● Objective
Your task is to repeat the entries underneath exactly, minus the pictures.

● Data shown
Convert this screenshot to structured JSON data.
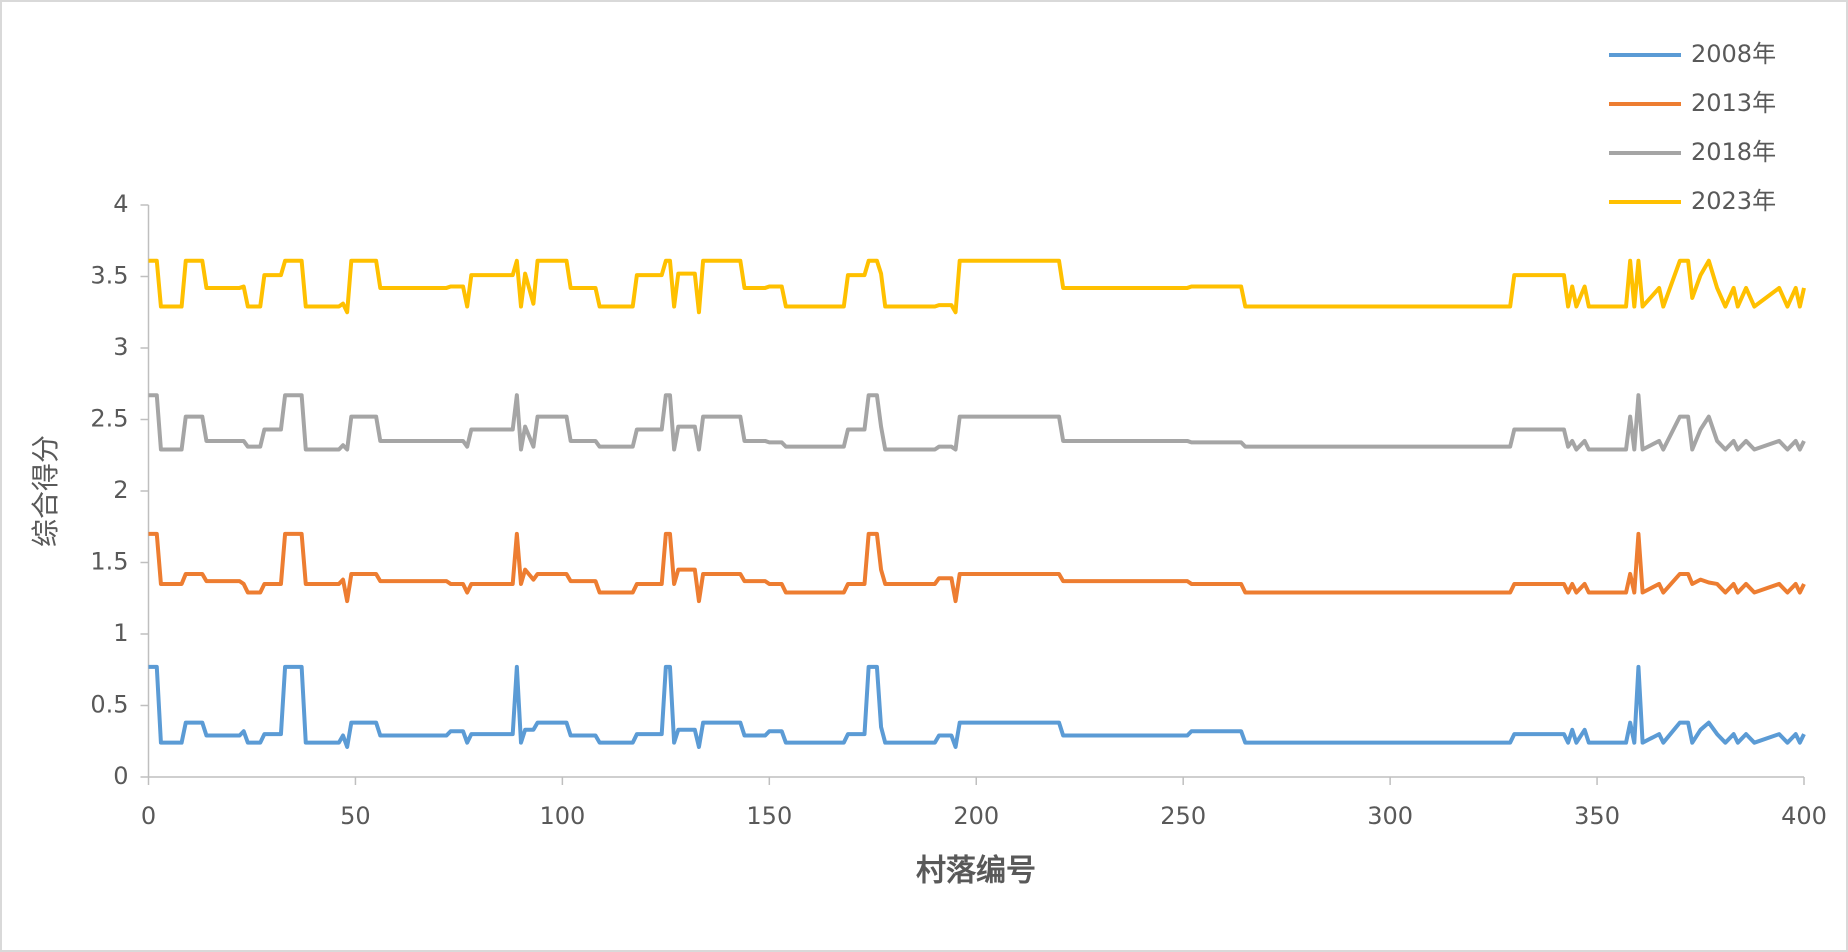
{
  "chart_data": {
    "type": "line",
    "x_label": "村落编号",
    "y_label": "综合得分",
    "xlim": [
      0,
      400
    ],
    "xticks": [
      0,
      50,
      100,
      150,
      200,
      250,
      300,
      350,
      400
    ],
    "ylim": [
      0,
      4
    ],
    "yticks": [
      0,
      0.5,
      1,
      1.5,
      2,
      2.5,
      3,
      3.5,
      4
    ],
    "grid": false,
    "legend": "top-right",
    "x": [
      0,
      2,
      3,
      8,
      9,
      13,
      14,
      22,
      23,
      24,
      27,
      28,
      32,
      33,
      37,
      38,
      46,
      47,
      48,
      49,
      55,
      56,
      72,
      73,
      76,
      77,
      78,
      88,
      89,
      90,
      91,
      93,
      94,
      101,
      102,
      108,
      109,
      117,
      118,
      124,
      125,
      126,
      127,
      128,
      132,
      133,
      134,
      143,
      144,
      149,
      150,
      153,
      154,
      168,
      169,
      173,
      174,
      176,
      177,
      178,
      190,
      191,
      194,
      195,
      196,
      220,
      221,
      251,
      252,
      264,
      265,
      329,
      330,
      342,
      343,
      344,
      345,
      347,
      348,
      357,
      358,
      359,
      360,
      361,
      365,
      366,
      370,
      372,
      373,
      375,
      377,
      379,
      381,
      383,
      384,
      386,
      388,
      394,
      396,
      398,
      399,
      400
    ],
    "series": [
      {
        "name": "2008年",
        "color": "#5b9bd5",
        "values": [
          0.77,
          0.77,
          0.24,
          0.24,
          0.38,
          0.38,
          0.29,
          0.29,
          0.32,
          0.24,
          0.24,
          0.3,
          0.3,
          0.77,
          0.77,
          0.24,
          0.24,
          0.29,
          0.21,
          0.38,
          0.38,
          0.29,
          0.29,
          0.32,
          0.32,
          0.24,
          0.3,
          0.3,
          0.77,
          0.24,
          0.33,
          0.33,
          0.38,
          0.38,
          0.29,
          0.29,
          0.24,
          0.24,
          0.3,
          0.3,
          0.77,
          0.77,
          0.24,
          0.33,
          0.33,
          0.21,
          0.38,
          0.38,
          0.29,
          0.29,
          0.32,
          0.32,
          0.24,
          0.24,
          0.3,
          0.3,
          0.77,
          0.77,
          0.35,
          0.24,
          0.24,
          0.29,
          0.29,
          0.21,
          0.38,
          0.38,
          0.29,
          0.29,
          0.32,
          0.32,
          0.24,
          0.24,
          0.3,
          0.3,
          0.24,
          0.33,
          0.24,
          0.33,
          0.24,
          0.24,
          0.38,
          0.24,
          0.77,
          0.24,
          0.3,
          0.24,
          0.38,
          0.38,
          0.24,
          0.33,
          0.38,
          0.3,
          0.24,
          0.3,
          0.24,
          0.3,
          0.24,
          0.3,
          0.24,
          0.3,
          0.24,
          0.3
        ]
      },
      {
        "name": "2013年",
        "color": "#ed7d31",
        "values": [
          1.7,
          1.7,
          1.35,
          1.35,
          1.42,
          1.42,
          1.37,
          1.37,
          1.35,
          1.29,
          1.29,
          1.35,
          1.35,
          1.7,
          1.7,
          1.35,
          1.35,
          1.38,
          1.23,
          1.42,
          1.42,
          1.37,
          1.37,
          1.35,
          1.35,
          1.29,
          1.35,
          1.35,
          1.7,
          1.35,
          1.45,
          1.38,
          1.42,
          1.42,
          1.37,
          1.37,
          1.29,
          1.29,
          1.35,
          1.35,
          1.7,
          1.7,
          1.35,
          1.45,
          1.45,
          1.23,
          1.42,
          1.42,
          1.37,
          1.37,
          1.35,
          1.35,
          1.29,
          1.29,
          1.35,
          1.35,
          1.7,
          1.7,
          1.45,
          1.35,
          1.35,
          1.39,
          1.39,
          1.23,
          1.42,
          1.42,
          1.37,
          1.37,
          1.35,
          1.35,
          1.29,
          1.29,
          1.35,
          1.35,
          1.29,
          1.35,
          1.29,
          1.35,
          1.29,
          1.29,
          1.42,
          1.29,
          1.7,
          1.29,
          1.35,
          1.29,
          1.42,
          1.42,
          1.35,
          1.38,
          1.36,
          1.35,
          1.29,
          1.35,
          1.29,
          1.35,
          1.29,
          1.35,
          1.29,
          1.35,
          1.29,
          1.35
        ]
      },
      {
        "name": "2018年",
        "color": "#a5a5a5",
        "values": [
          2.67,
          2.67,
          2.29,
          2.29,
          2.52,
          2.52,
          2.35,
          2.35,
          2.35,
          2.31,
          2.31,
          2.43,
          2.43,
          2.67,
          2.67,
          2.29,
          2.29,
          2.32,
          2.29,
          2.52,
          2.52,
          2.35,
          2.35,
          2.35,
          2.35,
          2.31,
          2.43,
          2.43,
          2.67,
          2.29,
          2.45,
          2.31,
          2.52,
          2.52,
          2.35,
          2.35,
          2.31,
          2.31,
          2.43,
          2.43,
          2.67,
          2.67,
          2.29,
          2.45,
          2.45,
          2.29,
          2.52,
          2.52,
          2.35,
          2.35,
          2.34,
          2.34,
          2.31,
          2.31,
          2.43,
          2.43,
          2.67,
          2.67,
          2.45,
          2.29,
          2.29,
          2.31,
          2.31,
          2.29,
          2.52,
          2.52,
          2.35,
          2.35,
          2.34,
          2.34,
          2.31,
          2.31,
          2.43,
          2.43,
          2.31,
          2.35,
          2.29,
          2.35,
          2.29,
          2.29,
          2.52,
          2.29,
          2.67,
          2.29,
          2.35,
          2.29,
          2.52,
          2.52,
          2.29,
          2.43,
          2.52,
          2.35,
          2.29,
          2.35,
          2.29,
          2.35,
          2.29,
          2.35,
          2.29,
          2.35,
          2.29,
          2.35
        ]
      },
      {
        "name": "2023年",
        "color": "#ffc000",
        "values": [
          3.61,
          3.61,
          3.29,
          3.29,
          3.61,
          3.61,
          3.42,
          3.42,
          3.43,
          3.29,
          3.29,
          3.51,
          3.51,
          3.61,
          3.61,
          3.29,
          3.29,
          3.31,
          3.25,
          3.61,
          3.61,
          3.42,
          3.42,
          3.43,
          3.43,
          3.29,
          3.51,
          3.51,
          3.61,
          3.29,
          3.52,
          3.31,
          3.61,
          3.61,
          3.42,
          3.42,
          3.29,
          3.29,
          3.51,
          3.51,
          3.61,
          3.61,
          3.29,
          3.52,
          3.52,
          3.25,
          3.61,
          3.61,
          3.42,
          3.42,
          3.43,
          3.43,
          3.29,
          3.29,
          3.51,
          3.51,
          3.61,
          3.61,
          3.52,
          3.29,
          3.29,
          3.3,
          3.3,
          3.25,
          3.61,
          3.61,
          3.42,
          3.42,
          3.43,
          3.43,
          3.29,
          3.29,
          3.51,
          3.51,
          3.29,
          3.43,
          3.29,
          3.43,
          3.29,
          3.29,
          3.61,
          3.29,
          3.61,
          3.29,
          3.42,
          3.29,
          3.61,
          3.61,
          3.35,
          3.51,
          3.61,
          3.42,
          3.29,
          3.42,
          3.29,
          3.42,
          3.29,
          3.42,
          3.29,
          3.42,
          3.29,
          3.42
        ]
      }
    ]
  }
}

● Solution below
Convert this screenshot to structured JSON data.
{
  "chart_data": {
    "type": "line",
    "x_label": "村落编号",
    "y_label": "综合得分",
    "xlim": [
      0,
      400
    ],
    "xticks": [
      0,
      50,
      100,
      150,
      200,
      250,
      300,
      350,
      400
    ],
    "ylim": [
      0,
      4
    ],
    "yticks": [
      0,
      0.5,
      1,
      1.5,
      2,
      2.5,
      3,
      3.5,
      4
    ],
    "grid": false,
    "legend": "top-right",
    "x": [
      0,
      2,
      3,
      8,
      9,
      13,
      14,
      22,
      23,
      24,
      27,
      28,
      32,
      33,
      37,
      38,
      46,
      47,
      48,
      49,
      55,
      56,
      72,
      73,
      76,
      77,
      78,
      88,
      89,
      90,
      91,
      93,
      94,
      101,
      102,
      108,
      109,
      117,
      118,
      124,
      125,
      126,
      127,
      128,
      132,
      133,
      134,
      143,
      144,
      149,
      150,
      153,
      154,
      168,
      169,
      173,
      174,
      176,
      177,
      178,
      190,
      191,
      194,
      195,
      196,
      220,
      221,
      251,
      252,
      264,
      265,
      329,
      330,
      342,
      343,
      344,
      345,
      347,
      348,
      357,
      358,
      359,
      360,
      361,
      365,
      366,
      370,
      372,
      373,
      375,
      377,
      379,
      381,
      383,
      384,
      386,
      388,
      394,
      396,
      398,
      399,
      400
    ],
    "series": [
      {
        "name": "2008年",
        "color": "#5b9bd5",
        "values": [
          0.77,
          0.77,
          0.24,
          0.24,
          0.38,
          0.38,
          0.29,
          0.29,
          0.32,
          0.24,
          0.24,
          0.3,
          0.3,
          0.77,
          0.77,
          0.24,
          0.24,
          0.29,
          0.21,
          0.38,
          0.38,
          0.29,
          0.29,
          0.32,
          0.32,
          0.24,
          0.3,
          0.3,
          0.77,
          0.24,
          0.33,
          0.33,
          0.38,
          0.38,
          0.29,
          0.29,
          0.24,
          0.24,
          0.3,
          0.3,
          0.77,
          0.77,
          0.24,
          0.33,
          0.33,
          0.21,
          0.38,
          0.38,
          0.29,
          0.29,
          0.32,
          0.32,
          0.24,
          0.24,
          0.3,
          0.3,
          0.77,
          0.77,
          0.35,
          0.24,
          0.24,
          0.29,
          0.29,
          0.21,
          0.38,
          0.38,
          0.29,
          0.29,
          0.32,
          0.32,
          0.24,
          0.24,
          0.3,
          0.3,
          0.24,
          0.33,
          0.24,
          0.33,
          0.24,
          0.24,
          0.38,
          0.24,
          0.77,
          0.24,
          0.3,
          0.24,
          0.38,
          0.38,
          0.24,
          0.33,
          0.38,
          0.3,
          0.24,
          0.3,
          0.24,
          0.3,
          0.24,
          0.3,
          0.24,
          0.3,
          0.24,
          0.3
        ]
      },
      {
        "name": "2013年",
        "color": "#ed7d31",
        "values": [
          1.7,
          1.7,
          1.35,
          1.35,
          1.42,
          1.42,
          1.37,
          1.37,
          1.35,
          1.29,
          1.29,
          1.35,
          1.35,
          1.7,
          1.7,
          1.35,
          1.35,
          1.38,
          1.23,
          1.42,
          1.42,
          1.37,
          1.37,
          1.35,
          1.35,
          1.29,
          1.35,
          1.35,
          1.7,
          1.35,
          1.45,
          1.38,
          1.42,
          1.42,
          1.37,
          1.37,
          1.29,
          1.29,
          1.35,
          1.35,
          1.7,
          1.7,
          1.35,
          1.45,
          1.45,
          1.23,
          1.42,
          1.42,
          1.37,
          1.37,
          1.35,
          1.35,
          1.29,
          1.29,
          1.35,
          1.35,
          1.7,
          1.7,
          1.45,
          1.35,
          1.35,
          1.39,
          1.39,
          1.23,
          1.42,
          1.42,
          1.37,
          1.37,
          1.35,
          1.35,
          1.29,
          1.29,
          1.35,
          1.35,
          1.29,
          1.35,
          1.29,
          1.35,
          1.29,
          1.29,
          1.42,
          1.29,
          1.7,
          1.29,
          1.35,
          1.29,
          1.42,
          1.42,
          1.35,
          1.38,
          1.36,
          1.35,
          1.29,
          1.35,
          1.29,
          1.35,
          1.29,
          1.35,
          1.29,
          1.35,
          1.29,
          1.35
        ]
      },
      {
        "name": "2018年",
        "color": "#a5a5a5",
        "values": [
          2.67,
          2.67,
          2.29,
          2.29,
          2.52,
          2.52,
          2.35,
          2.35,
          2.35,
          2.31,
          2.31,
          2.43,
          2.43,
          2.67,
          2.67,
          2.29,
          2.29,
          2.32,
          2.29,
          2.52,
          2.52,
          2.35,
          2.35,
          2.35,
          2.35,
          2.31,
          2.43,
          2.43,
          2.67,
          2.29,
          2.45,
          2.31,
          2.52,
          2.52,
          2.35,
          2.35,
          2.31,
          2.31,
          2.43,
          2.43,
          2.67,
          2.67,
          2.29,
          2.45,
          2.45,
          2.29,
          2.52,
          2.52,
          2.35,
          2.35,
          2.34,
          2.34,
          2.31,
          2.31,
          2.43,
          2.43,
          2.67,
          2.67,
          2.45,
          2.29,
          2.29,
          2.31,
          2.31,
          2.29,
          2.52,
          2.52,
          2.35,
          2.35,
          2.34,
          2.34,
          2.31,
          2.31,
          2.43,
          2.43,
          2.31,
          2.35,
          2.29,
          2.35,
          2.29,
          2.29,
          2.52,
          2.29,
          2.67,
          2.29,
          2.35,
          2.29,
          2.52,
          2.52,
          2.29,
          2.43,
          2.52,
          2.35,
          2.29,
          2.35,
          2.29,
          2.35,
          2.29,
          2.35,
          2.29,
          2.35,
          2.29,
          2.35
        ]
      },
      {
        "name": "2023年",
        "color": "#ffc000",
        "values": [
          3.61,
          3.61,
          3.29,
          3.29,
          3.61,
          3.61,
          3.42,
          3.42,
          3.43,
          3.29,
          3.29,
          3.51,
          3.51,
          3.61,
          3.61,
          3.29,
          3.29,
          3.31,
          3.25,
          3.61,
          3.61,
          3.42,
          3.42,
          3.43,
          3.43,
          3.29,
          3.51,
          3.51,
          3.61,
          3.29,
          3.52,
          3.31,
          3.61,
          3.61,
          3.42,
          3.42,
          3.29,
          3.29,
          3.51,
          3.51,
          3.61,
          3.61,
          3.29,
          3.52,
          3.52,
          3.25,
          3.61,
          3.61,
          3.42,
          3.42,
          3.43,
          3.43,
          3.29,
          3.29,
          3.51,
          3.51,
          3.61,
          3.61,
          3.52,
          3.29,
          3.29,
          3.3,
          3.3,
          3.25,
          3.61,
          3.61,
          3.42,
          3.42,
          3.43,
          3.43,
          3.29,
          3.29,
          3.51,
          3.51,
          3.29,
          3.43,
          3.29,
          3.43,
          3.29,
          3.29,
          3.61,
          3.29,
          3.61,
          3.29,
          3.42,
          3.29,
          3.61,
          3.61,
          3.35,
          3.51,
          3.61,
          3.42,
          3.29,
          3.42,
          3.29,
          3.42,
          3.29,
          3.42,
          3.29,
          3.42,
          3.29,
          3.42
        ]
      }
    ]
  }
}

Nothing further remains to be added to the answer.